[START OF Data supplied]

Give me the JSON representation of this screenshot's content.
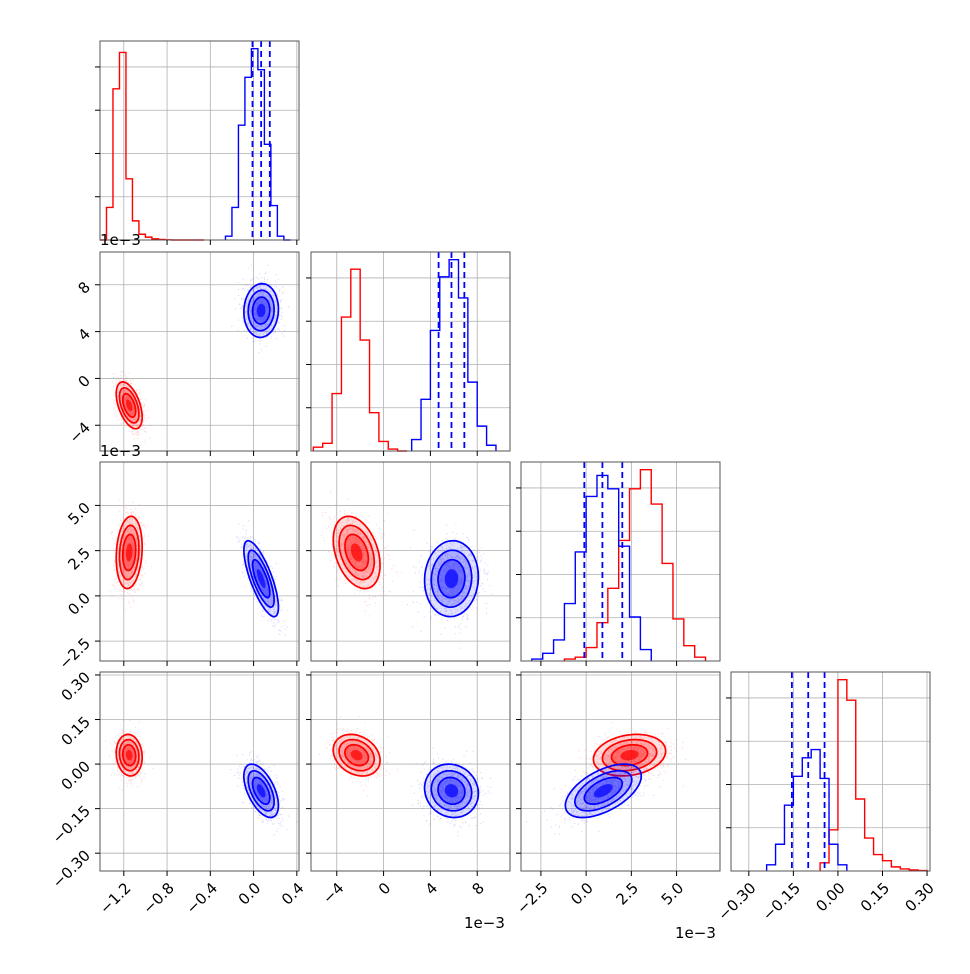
{
  "figure": {
    "type": "corner_plot",
    "parameters": 4,
    "colors": {
      "red": "#ff0000",
      "blue": "#0000ff",
      "grid": "#b0b0b0"
    },
    "grid": true,
    "offset_labels": {
      "row1_y": "1e−3",
      "row2_y": "1e−3",
      "col1_x": "1e−3",
      "col2_x": "1e−3"
    }
  },
  "chart_data": {
    "type": "corner",
    "parameters": [
      {
        "index": 0,
        "ticks": [
          -1.2,
          -0.8,
          -0.4,
          0.0,
          0.4
        ],
        "tick_labels": [
          "−1.2",
          "−0.8",
          "−0.4",
          "0.0",
          "0.4"
        ],
        "range": [
          -1.42,
          0.42
        ],
        "red_hist": {
          "edges": [
            -1.42,
            -1.36,
            -1.3,
            -1.24,
            -1.18,
            -1.12,
            -1.06,
            -1.0,
            -0.94,
            -0.88,
            -0.82,
            -0.76,
            -0.7,
            -0.64,
            -0.58,
            -0.52,
            -0.46
          ],
          "counts": [
            0.0,
            0.17,
            0.79,
            0.98,
            0.32,
            0.1,
            0.03,
            0.015,
            0.006,
            0.003,
            0.001,
            0.0,
            0.0,
            0.0,
            0.0,
            0.0
          ]
        },
        "blue_hist": {
          "edges": [
            -0.26,
            -0.2,
            -0.14,
            -0.08,
            -0.02,
            0.04,
            0.1,
            0.16,
            0.22,
            0.28,
            0.34
          ],
          "counts": [
            0.02,
            0.17,
            0.6,
            0.85,
            1.0,
            0.89,
            0.5,
            0.18,
            0.02,
            0.0
          ]
        },
        "blue_quantiles": [
          -0.01,
          0.07,
          0.15
        ]
      },
      {
        "index": 1,
        "ticks": [
          -4,
          0,
          4,
          8
        ],
        "tick_labels": [
          "−4",
          "0",
          "4",
          "8"
        ],
        "range": [
          -6.2,
          10.8
        ],
        "red_hist": {
          "edges": [
            -6.0,
            -5.2,
            -4.4,
            -3.6,
            -2.8,
            -2.0,
            -1.2,
            -0.4,
            0.4,
            1.2,
            2.0
          ],
          "counts": [
            0.02,
            0.04,
            0.3,
            0.7,
            0.95,
            0.58,
            0.2,
            0.05,
            0.01,
            0.0
          ]
        },
        "blue_hist": {
          "edges": [
            2.4,
            3.2,
            4.0,
            4.8,
            5.6,
            6.4,
            7.2,
            8.0,
            8.8,
            9.6
          ],
          "counts": [
            0.06,
            0.27,
            0.63,
            0.91,
            1.0,
            0.8,
            0.36,
            0.13,
            0.03
          ]
        },
        "blue_quantiles": [
          4.7,
          5.8,
          6.9
        ]
      },
      {
        "index": 2,
        "ticks": [
          -2.5,
          0.0,
          2.5,
          5.0
        ],
        "tick_labels": [
          "−2.5",
          "0.0",
          "2.5",
          "5.0"
        ],
        "range": [
          -3.6,
          7.4
        ],
        "red_hist": {
          "edges": [
            -1.2,
            -0.6,
            0.0,
            0.6,
            1.2,
            1.8,
            2.4,
            3.0,
            3.6,
            4.2,
            4.8,
            5.4,
            6.0,
            6.6
          ],
          "counts": [
            0.01,
            0.02,
            0.07,
            0.2,
            0.38,
            0.63,
            0.9,
            1.0,
            0.82,
            0.51,
            0.22,
            0.08,
            0.02
          ]
        },
        "blue_hist": {
          "edges": [
            -3.0,
            -2.4,
            -1.8,
            -1.2,
            -0.6,
            0.0,
            0.6,
            1.2,
            1.8,
            2.4,
            3.0,
            3.6
          ],
          "counts": [
            0.01,
            0.04,
            0.11,
            0.3,
            0.57,
            0.86,
            0.97,
            0.9,
            0.6,
            0.23,
            0.06
          ]
        },
        "blue_quantiles": [
          -0.1,
          0.9,
          2.0
        ]
      },
      {
        "index": 3,
        "ticks": [
          -0.3,
          -0.15,
          0.0,
          0.15,
          0.3
        ],
        "tick_labels": [
          "−0.30",
          "−0.15",
          "0.00",
          "0.15",
          "0.30"
        ],
        "range": [
          -0.36,
          0.31
        ],
        "red_hist": {
          "edges": [
            -0.06,
            -0.03,
            0.0,
            0.03,
            0.06,
            0.09,
            0.12,
            0.15,
            0.18,
            0.21,
            0.24,
            0.27,
            0.3
          ],
          "counts": [
            0.04,
            0.2,
            0.93,
            0.83,
            0.35,
            0.16,
            0.08,
            0.05,
            0.02,
            0.01,
            0.005,
            0.002
          ]
        },
        "blue_hist": {
          "edges": [
            -0.24,
            -0.21,
            -0.18,
            -0.15,
            -0.12,
            -0.09,
            -0.06,
            -0.03,
            0.0,
            0.03
          ],
          "counts": [
            0.03,
            0.13,
            0.32,
            0.46,
            0.55,
            0.59,
            0.45,
            0.13,
            0.03
          ]
        },
        "blue_quantiles": [
          -0.155,
          -0.1,
          -0.045
        ]
      }
    ],
    "clusters": {
      "red": {
        "mean": [
          -1.15,
          -2.3,
          2.4,
          0.03
        ],
        "std": [
          0.06,
          1.0,
          1.0,
          0.035
        ],
        "corr": [
          [
            1.0,
            -0.5,
            0.15,
            -0.1
          ],
          [
            -0.5,
            1.0,
            -0.35,
            -0.25
          ],
          [
            0.15,
            -0.35,
            1.0,
            0.2
          ],
          [
            -0.1,
            -0.25,
            0.2,
            1.0
          ]
        ]
      },
      "blue": {
        "mean": [
          0.07,
          5.8,
          0.95,
          -0.09
        ],
        "std": [
          0.08,
          1.15,
          1.05,
          0.045
        ],
        "corr": [
          [
            1.0,
            0.05,
            -0.75,
            -0.55
          ],
          [
            0.05,
            1.0,
            0.05,
            -0.1
          ],
          [
            -0.75,
            0.05,
            1.0,
            0.55
          ],
          [
            -0.55,
            -0.1,
            0.55,
            1.0
          ]
        ]
      }
    },
    "contour_levels_sigma": [
      0.5,
      1.0,
      1.5,
      2.0
    ]
  }
}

[END OF Data supplied]

## Job
Quote all of the entries word for word, omitting any pictures.

## Result
Give me the JSON representation of this screenshot's content.
{
  "figure": {
    "type": "corner_plot",
    "parameters": 4,
    "colors": {
      "red": "#ff0000",
      "blue": "#0000ff",
      "grid": "#b0b0b0"
    },
    "grid": true,
    "offset_labels": {
      "row1_y": "1e−3",
      "row2_y": "1e−3",
      "col1_x": "1e−3",
      "col2_x": "1e−3"
    }
  },
  "chart_data": {
    "type": "corner",
    "parameters": [
      {
        "index": 0,
        "ticks": [
          -1.2,
          -0.8,
          -0.4,
          0.0,
          0.4
        ],
        "tick_labels": [
          "−1.2",
          "−0.8",
          "−0.4",
          "0.0",
          "0.4"
        ],
        "range": [
          -1.42,
          0.42
        ],
        "red_hist": {
          "edges": [
            -1.42,
            -1.36,
            -1.3,
            -1.24,
            -1.18,
            -1.12,
            -1.06,
            -1.0,
            -0.94,
            -0.88,
            -0.82,
            -0.76,
            -0.7,
            -0.64,
            -0.58,
            -0.52,
            -0.46
          ],
          "counts": [
            0.0,
            0.17,
            0.79,
            0.98,
            0.32,
            0.1,
            0.03,
            0.015,
            0.006,
            0.003,
            0.001,
            0.0,
            0.0,
            0.0,
            0.0,
            0.0
          ]
        },
        "blue_hist": {
          "edges": [
            -0.26,
            -0.2,
            -0.14,
            -0.08,
            -0.02,
            0.04,
            0.1,
            0.16,
            0.22,
            0.28,
            0.34
          ],
          "counts": [
            0.02,
            0.17,
            0.6,
            0.85,
            1.0,
            0.89,
            0.5,
            0.18,
            0.02,
            0.0
          ]
        },
        "blue_quantiles": [
          -0.01,
          0.07,
          0.15
        ]
      },
      {
        "index": 1,
        "ticks": [
          -4,
          0,
          4,
          8
        ],
        "tick_labels": [
          "−4",
          "0",
          "4",
          "8"
        ],
        "range": [
          -6.2,
          10.8
        ],
        "red_hist": {
          "edges": [
            -6.0,
            -5.2,
            -4.4,
            -3.6,
            -2.8,
            -2.0,
            -1.2,
            -0.4,
            0.4,
            1.2,
            2.0
          ],
          "counts": [
            0.02,
            0.04,
            0.3,
            0.7,
            0.95,
            0.58,
            0.2,
            0.05,
            0.01,
            0.0
          ]
        },
        "blue_hist": {
          "edges": [
            2.4,
            3.2,
            4.0,
            4.8,
            5.6,
            6.4,
            7.2,
            8.0,
            8.8,
            9.6
          ],
          "counts": [
            0.06,
            0.27,
            0.63,
            0.91,
            1.0,
            0.8,
            0.36,
            0.13,
            0.03
          ]
        },
        "blue_quantiles": [
          4.7,
          5.8,
          6.9
        ]
      },
      {
        "index": 2,
        "ticks": [
          -2.5,
          0.0,
          2.5,
          5.0
        ],
        "tick_labels": [
          "−2.5",
          "0.0",
          "2.5",
          "5.0"
        ],
        "range": [
          -3.6,
          7.4
        ],
        "red_hist": {
          "edges": [
            -1.2,
            -0.6,
            0.0,
            0.6,
            1.2,
            1.8,
            2.4,
            3.0,
            3.6,
            4.2,
            4.8,
            5.4,
            6.0,
            6.6
          ],
          "counts": [
            0.01,
            0.02,
            0.07,
            0.2,
            0.38,
            0.63,
            0.9,
            1.0,
            0.82,
            0.51,
            0.22,
            0.08,
            0.02
          ]
        },
        "blue_hist": {
          "edges": [
            -3.0,
            -2.4,
            -1.8,
            -1.2,
            -0.6,
            0.0,
            0.6,
            1.2,
            1.8,
            2.4,
            3.0,
            3.6
          ],
          "counts": [
            0.01,
            0.04,
            0.11,
            0.3,
            0.57,
            0.86,
            0.97,
            0.9,
            0.6,
            0.23,
            0.06
          ]
        },
        "blue_quantiles": [
          -0.1,
          0.9,
          2.0
        ]
      },
      {
        "index": 3,
        "ticks": [
          -0.3,
          -0.15,
          0.0,
          0.15,
          0.3
        ],
        "tick_labels": [
          "−0.30",
          "−0.15",
          "0.00",
          "0.15",
          "0.30"
        ],
        "range": [
          -0.36,
          0.31
        ],
        "red_hist": {
          "edges": [
            -0.06,
            -0.03,
            0.0,
            0.03,
            0.06,
            0.09,
            0.12,
            0.15,
            0.18,
            0.21,
            0.24,
            0.27,
            0.3
          ],
          "counts": [
            0.04,
            0.2,
            0.93,
            0.83,
            0.35,
            0.16,
            0.08,
            0.05,
            0.02,
            0.01,
            0.005,
            0.002
          ]
        },
        "blue_hist": {
          "edges": [
            -0.24,
            -0.21,
            -0.18,
            -0.15,
            -0.12,
            -0.09,
            -0.06,
            -0.03,
            0.0,
            0.03
          ],
          "counts": [
            0.03,
            0.13,
            0.32,
            0.46,
            0.55,
            0.59,
            0.45,
            0.13,
            0.03
          ]
        },
        "blue_quantiles": [
          -0.155,
          -0.1,
          -0.045
        ]
      }
    ],
    "clusters": {
      "red": {
        "mean": [
          -1.15,
          -2.3,
          2.4,
          0.03
        ],
        "std": [
          0.06,
          1.0,
          1.0,
          0.035
        ],
        "corr": [
          [
            1.0,
            -0.5,
            0.15,
            -0.1
          ],
          [
            -0.5,
            1.0,
            -0.35,
            -0.25
          ],
          [
            0.15,
            -0.35,
            1.0,
            0.2
          ],
          [
            -0.1,
            -0.25,
            0.2,
            1.0
          ]
        ]
      },
      "blue": {
        "mean": [
          0.07,
          5.8,
          0.95,
          -0.09
        ],
        "std": [
          0.08,
          1.15,
          1.05,
          0.045
        ],
        "corr": [
          [
            1.0,
            0.05,
            -0.75,
            -0.55
          ],
          [
            0.05,
            1.0,
            0.05,
            -0.1
          ],
          [
            -0.75,
            0.05,
            1.0,
            0.55
          ],
          [
            -0.55,
            -0.1,
            0.55,
            1.0
          ]
        ]
      }
    },
    "contour_levels_sigma": [
      0.5,
      1.0,
      1.5,
      2.0
    ]
  }
}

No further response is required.